• Written request:
Show all lines from the listing below that contain "pritezanje".

>> begin Recorded data

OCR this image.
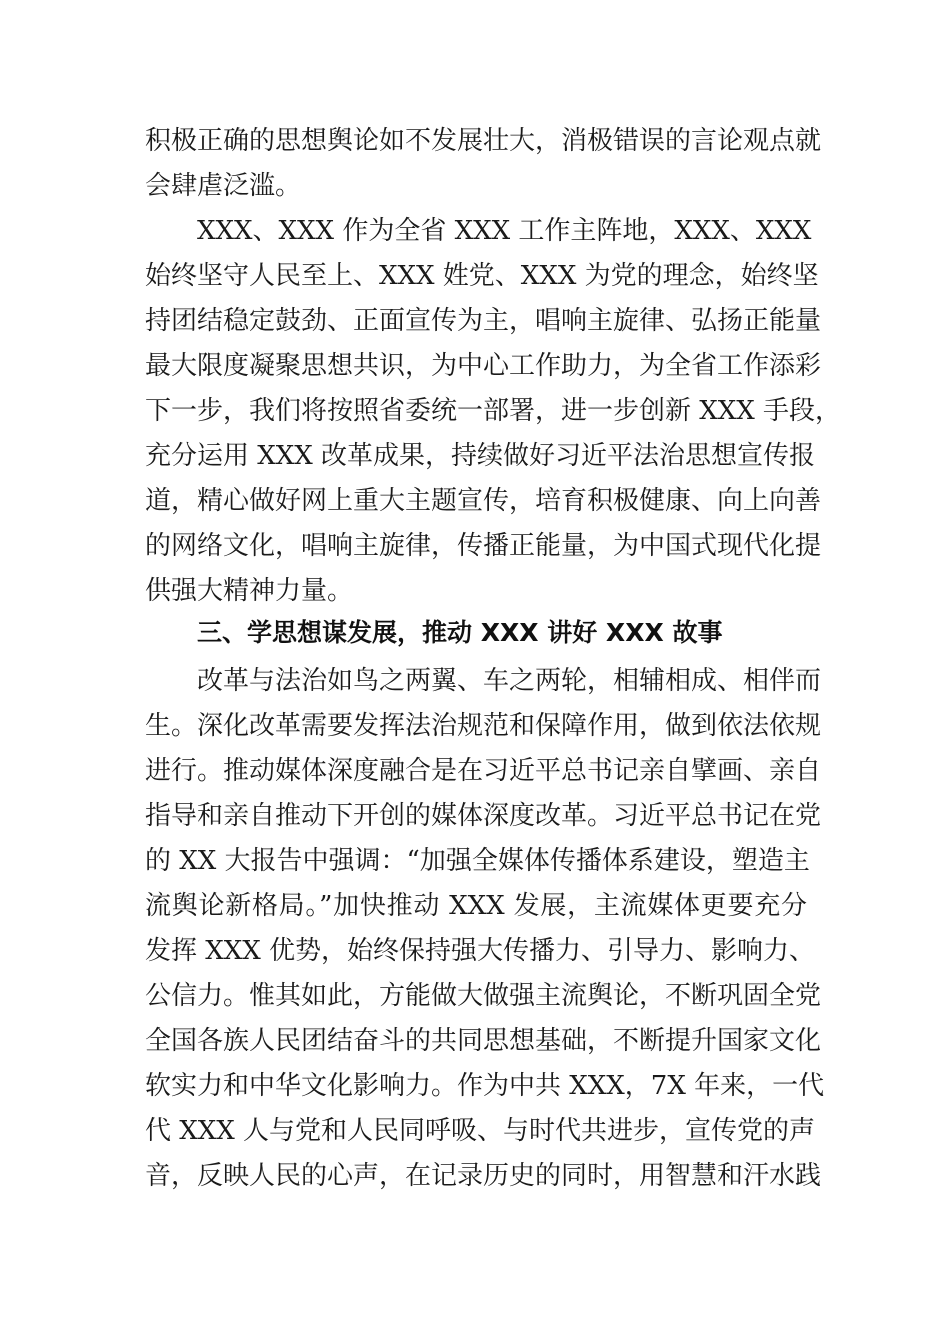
积极正确的思想舆论如不发展壮大，消极错误的言论观点就
会肆虐泛滥。
XXX、XXX 作为全省 XXX 工作主阵地，XXX、XXX
始终坚守人民至上、XXX 姓党、XXX 为党的理念，始终坚
持团结稳定鼓劲、正面宣传为主，唱响主旋律、弘扬正能量
最大限度凝聚思想共识，为中心工作助力，为全省工作添彩
下一步，我们将按照省委统一部署，进一步创新 XXX 手段，
充分运用 XXX 改革成果，持续做好习近平法治思想宣传报
道，精心做好网上重大主题宣传，培育积极健康、向上向善
的网络文化，唱响主旋律，传播正能量，为中国式现代化提
供强大精神力量。
改革与法治如鸟之两翼、车之两轮，相辅相成、相伴而
生。深化改革需要发挥法治规范和保障作用，做到依法依规
进行。推动媒体深度融合是在习近平总书记亲自擘画、亲自
指导和亲自推动下开创的媒体深度改革。习近平总书记在党
的 XX 大报告中强调：“加强全媒体传播体系建设，塑造主
流舆论新格局。”加快推动 XXX 发展，主流媒体更要充分
发挥 XXX 优势，始终保持强大传播力、引导力、影响力、
公信力。惟其如此，方能做大做强主流舆论，不断巩固全党
全国各族人民团结奋斗的共同思想基础，不断提升国家文化
软实力和中华文化影响力。作为中共 XXX，7X 年来，一代
代 XXX 人与党和人民同呼吸、与时代共进步，宣传党的声
音，反映人民的心声，在记录历史的同时，用智慧和汗水践
三、学思想谋发展，推动 XXX 讲好 XXX 故事
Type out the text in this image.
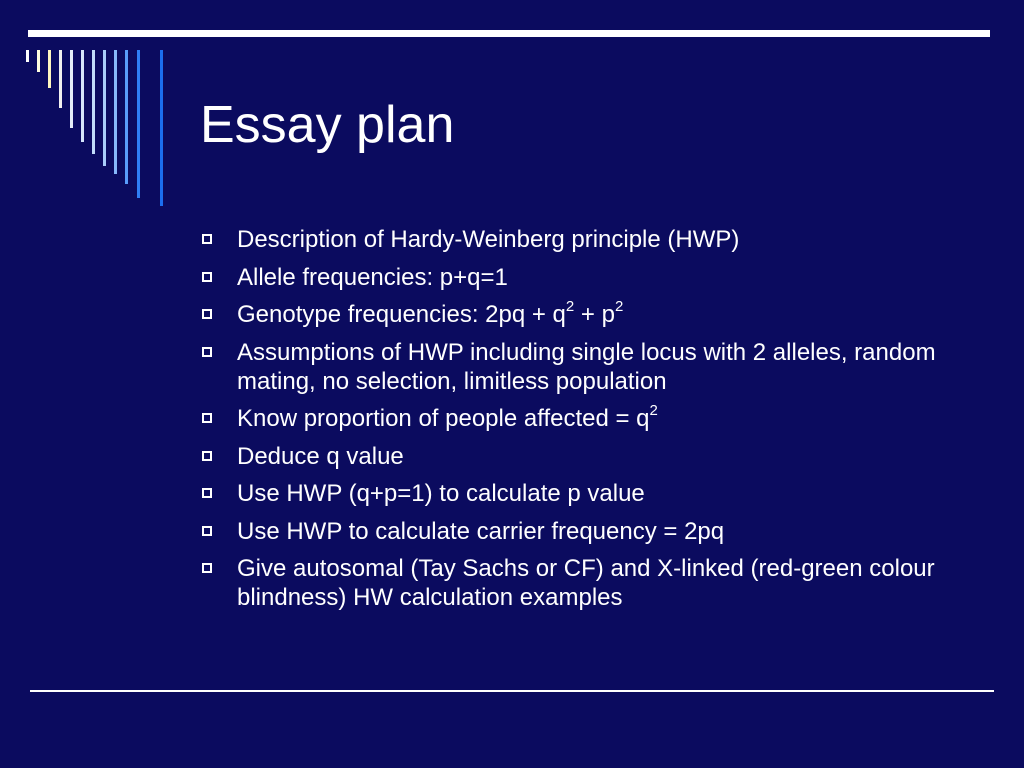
Essay plan
Description of Hardy-Weinberg principle (HWP)
Allele frequencies: p+q=1
Genotype frequencies: $2pq + q^2 + p^2$
Assumptions of HWP including single locus with 2 alleles, random mating, no selection, limitless population
Know proportion of people affected = $q^2$
Deduce q value
Use HWP (q+p=1) to calculate p value
Use HWP to calculate carrier frequency = 2pq
Give autosomal (Tay Sachs or CF) and X-linked (red-green colour blindness) HW calculation examples
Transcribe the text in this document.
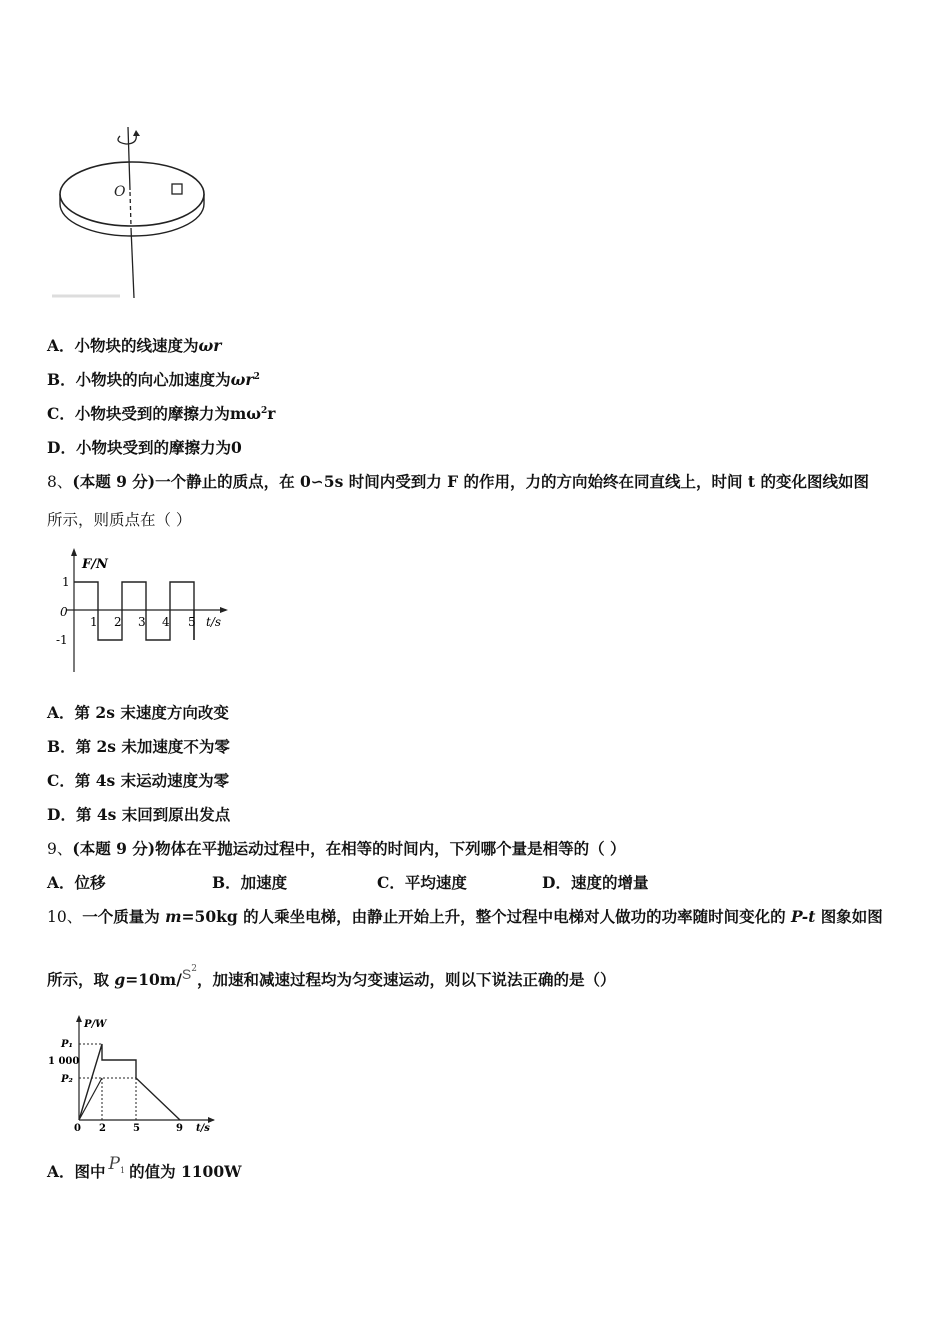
O
A．小物块的线速度为ωr
B．小物块的向心加速度为$\omega r^2$
C．小物块受到的摩擦力为$m\omega^2r$
D．小物块受到的摩擦力为0
8、(本题 9 分)一个静止的质点，在 0∽5s 时间内受到力 F 的作用，力的方向始终在同直线上，时间 t 的变化图线如图
所示，则质点在（ ）
F/N
t/s
1
0
-1
1 2 3 4 5
A．第 2s 末速度方向改变
B．第 2s 未加速度不为零
C．第 4s 末运动速度为零
D．第 4s 末回到原出发点
9、(本题 9 分)物体在平抛运动过程中，在相等的时间内，下列哪个量是相等的（ ）
A．位移	B．加速度	C．平均速度	D．速度的增量
10、一个质量为 m=50kg 的人乘坐电梯，由静止开始上升，整个过程中电梯对人做功的功率随时间变化的 P-t 图象如图
所示，取 $g=10m/S^2$，加速和减速过程均为匀变速运动，则以下说法正确的是（）
P/W
t/s
P₁
1 000
P₂
0 2	5	9
A．图中 $P^1$ 的值为 1100W
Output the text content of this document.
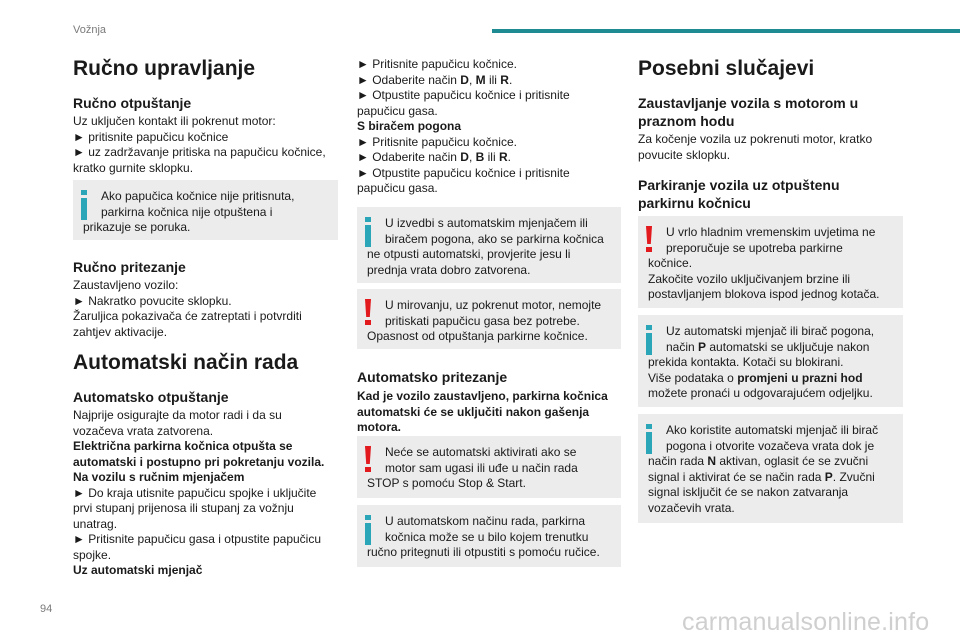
Vožnja
Ručno upravljanje
Ručno otpuštanje
Uz uključen kontakt ili pokrenut motor:
► pritisnite papučicu kočnice
► uz zadržavanje pritiska na papučicu kočnice,
kratko gurnite sklopku.
Ako papučica kočnice nije pritisnuta,
parkirna kočnica nije otpuštena i
prikazuje se poruka.
Ručno pritezanje
Zaustavljeno vozilo:
► Nakratko povucite sklopku.
Žaruljica pokazivača će zatreptati i potvrditi
zahtjev aktivacije.
Automatski način rada
Automatsko otpuštanje
Najprije osigurajte da motor radi i da su
vozačeva vrata zatvorena.
Električna parkirna kočnica otpušta se
automatski i postupno pri pokretanju vozila.
Na vozilu s ručnim mjenjačem
► Do kraja utisnite papučicu spojke i uključite
prvi stupanj prijenosa ili stupanj za vožnju
unatrag.
► Pritisnite papučicu gasa i otpustite papučicu
spojke.
Uz automatski mjenjač
► Pritisnite papučicu kočnice.
► Odaberite način D, M ili R.
► Otpustite papučicu kočnice i pritisnite
papučicu gasa.
S biračem pogona
► Pritisnite papučicu kočnice.
► Odaberite način D, B ili R.
► Otpustite papučicu kočnice i pritisnite
papučicu gasa.
U izvedbi s automatskim mjenjačem ili
biračem pogona, ako se parkirna kočnica
ne otpusti automatski, provjerite jesu li
prednja vrata dobro zatvorena.
U mirovanju, uz pokrenut motor, nemojte
pritiskati papučicu gasa bez potrebe.
Opasnost od otpuštanja parkirne kočnice.
Automatsko pritezanje
Kad je vozilo zaustavljeno, parkirna kočnica
automatski će se uključiti nakon gašenja
motora.
Neće se automatski aktivirati ako se
motor sam ugasi ili uđe u način rada
STOP s pomoću Stop & Start.
U automatskom načinu rada, parkirna
kočnica može se u bilo kojem trenutku
ručno pritegnuti ili otpustiti s pomoću ručice.
Posebni slučajevi
Zaustavljanje vozila s motorom u
praznom hodu
Za kočenje vozila uz pokrenuti motor, kratko
povucite sklopku.
Parkiranje vozila uz otpuštenu
parkirnu kočnicu
U vrlo hladnim vremenskim uvjetima ne
preporučuje se upotreba parkirne
kočnice.
Zakočite vozilo uključivanjem brzine ili
postavljanjem blokova ispod jednog kotača.
Uz automatski mjenjač ili birač pogona,
način P automatski se uključuje nakon
prekida kontakta. Kotači su blokirani.
Više podataka o promjeni u prazni hod
možete pronaći u odgovarajućem odjeljku.
Ako koristite automatski mjenjač ili birač
pogona i otvorite vozačeva vrata dok je
način rada N aktivan, oglasit će se zvučni
signal i aktivirat će se način rada P. Zvučni
signal isključit će se nakon zatvaranja
vozačevih vrata.
94	carmanualsonline.info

>> end Recorded data

• Solution:
Ručno pritezanje
Automatsko pritezanje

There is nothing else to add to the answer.